▸ **MATERIAL SHOWN**
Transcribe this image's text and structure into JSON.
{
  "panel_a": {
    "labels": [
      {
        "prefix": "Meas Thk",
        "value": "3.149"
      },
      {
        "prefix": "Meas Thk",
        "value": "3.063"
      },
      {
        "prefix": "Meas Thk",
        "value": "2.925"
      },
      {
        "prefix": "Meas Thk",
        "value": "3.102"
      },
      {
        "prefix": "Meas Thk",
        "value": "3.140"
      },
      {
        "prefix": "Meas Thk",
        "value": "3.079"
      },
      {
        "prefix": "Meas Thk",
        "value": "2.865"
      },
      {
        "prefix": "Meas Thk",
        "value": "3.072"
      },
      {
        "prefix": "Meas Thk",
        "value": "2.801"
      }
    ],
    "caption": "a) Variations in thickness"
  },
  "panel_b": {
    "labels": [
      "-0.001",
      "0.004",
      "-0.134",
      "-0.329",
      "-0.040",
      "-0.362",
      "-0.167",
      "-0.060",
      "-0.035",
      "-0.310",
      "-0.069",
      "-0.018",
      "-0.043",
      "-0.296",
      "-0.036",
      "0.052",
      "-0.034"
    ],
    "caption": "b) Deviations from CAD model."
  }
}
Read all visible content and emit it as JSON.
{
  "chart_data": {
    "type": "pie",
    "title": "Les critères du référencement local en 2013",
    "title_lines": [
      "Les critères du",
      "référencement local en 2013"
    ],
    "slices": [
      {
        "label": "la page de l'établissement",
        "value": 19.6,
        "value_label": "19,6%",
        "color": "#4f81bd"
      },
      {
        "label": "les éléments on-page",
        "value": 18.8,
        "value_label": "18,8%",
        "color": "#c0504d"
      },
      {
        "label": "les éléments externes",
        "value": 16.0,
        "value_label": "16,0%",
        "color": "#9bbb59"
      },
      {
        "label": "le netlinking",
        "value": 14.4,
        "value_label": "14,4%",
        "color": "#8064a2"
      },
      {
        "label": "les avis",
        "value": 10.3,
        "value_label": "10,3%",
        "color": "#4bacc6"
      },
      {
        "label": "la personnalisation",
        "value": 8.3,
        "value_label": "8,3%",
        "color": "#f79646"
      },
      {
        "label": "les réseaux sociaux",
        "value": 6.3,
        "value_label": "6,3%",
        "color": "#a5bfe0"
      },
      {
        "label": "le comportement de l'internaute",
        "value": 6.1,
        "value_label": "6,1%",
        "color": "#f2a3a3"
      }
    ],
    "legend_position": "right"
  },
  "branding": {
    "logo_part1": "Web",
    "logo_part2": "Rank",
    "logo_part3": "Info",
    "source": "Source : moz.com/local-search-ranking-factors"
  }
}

▸ **TO DO**
Repeat the records above exactly, from the first line to the last.

▸ **THE REPLY**
Transcribe this image's text and structure into JSON.
{
  "panel_a": {
    "labels": [
      {
        "prefix": "Meas Thk",
        "value": "3.149"
      },
      {
        "prefix": "Meas Thk",
        "value": "3.063"
      },
      {
        "prefix": "Meas Thk",
        "value": "2.925"
      },
      {
        "prefix": "Meas Thk",
        "value": "3.102"
      },
      {
        "prefix": "Meas Thk",
        "value": "3.140"
      },
      {
        "prefix": "Meas Thk",
        "value": "3.079"
      },
      {
        "prefix": "Meas Thk",
        "value": "2.865"
      },
      {
        "prefix": "Meas Thk",
        "value": "3.072"
      },
      {
        "prefix": "Meas Thk",
        "value": "2.801"
      }
    ],
    "caption": "a) Variations in thickness"
  },
  "panel_b": {
    "labels": [
      "-0.001",
      "0.004",
      "-0.134",
      "-0.329",
      "-0.040",
      "-0.362",
      "-0.167",
      "-0.060",
      "-0.035",
      "-0.310",
      "-0.069",
      "-0.018",
      "-0.043",
      "-0.296",
      "-0.036",
      "0.052",
      "-0.034"
    ],
    "caption": "b) Deviations from CAD model."
  }
}
Read all visible content and emit it as JSON.
{
  "chart_data": {
    "type": "pie",
    "title": "Les critères du référencement local en 2013",
    "title_lines": [
      "Les critères du",
      "référencement local en 2013"
    ],
    "slices": [
      {
        "label": "la page de l'établissement",
        "value": 19.6,
        "value_label": "19,6%",
        "color": "#4f81bd"
      },
      {
        "label": "les éléments on-page",
        "value": 18.8,
        "value_label": "18,8%",
        "color": "#c0504d"
      },
      {
        "label": "les éléments externes",
        "value": 16.0,
        "value_label": "16,0%",
        "color": "#9bbb59"
      },
      {
        "label": "le netlinking",
        "value": 14.4,
        "value_label": "14,4%",
        "color": "#8064a2"
      },
      {
        "label": "les avis",
        "value": 10.3,
        "value_label": "10,3%",
        "color": "#4bacc6"
      },
      {
        "label": "la personnalisation",
        "value": 8.3,
        "value_label": "8,3%",
        "color": "#f79646"
      },
      {
        "label": "les réseaux sociaux",
        "value": 6.3,
        "value_label": "6,3%",
        "color": "#a5bfe0"
      },
      {
        "label": "le comportement de l'internaute",
        "value": 6.1,
        "value_label": "6,1%",
        "color": "#f2a3a3"
      }
    ],
    "legend_position": "right"
  },
  "branding": {
    "logo_part1": "Web",
    "logo_part2": "Rank",
    "logo_part3": "Info",
    "source": "Source : moz.com/local-search-ranking-factors"
  }
}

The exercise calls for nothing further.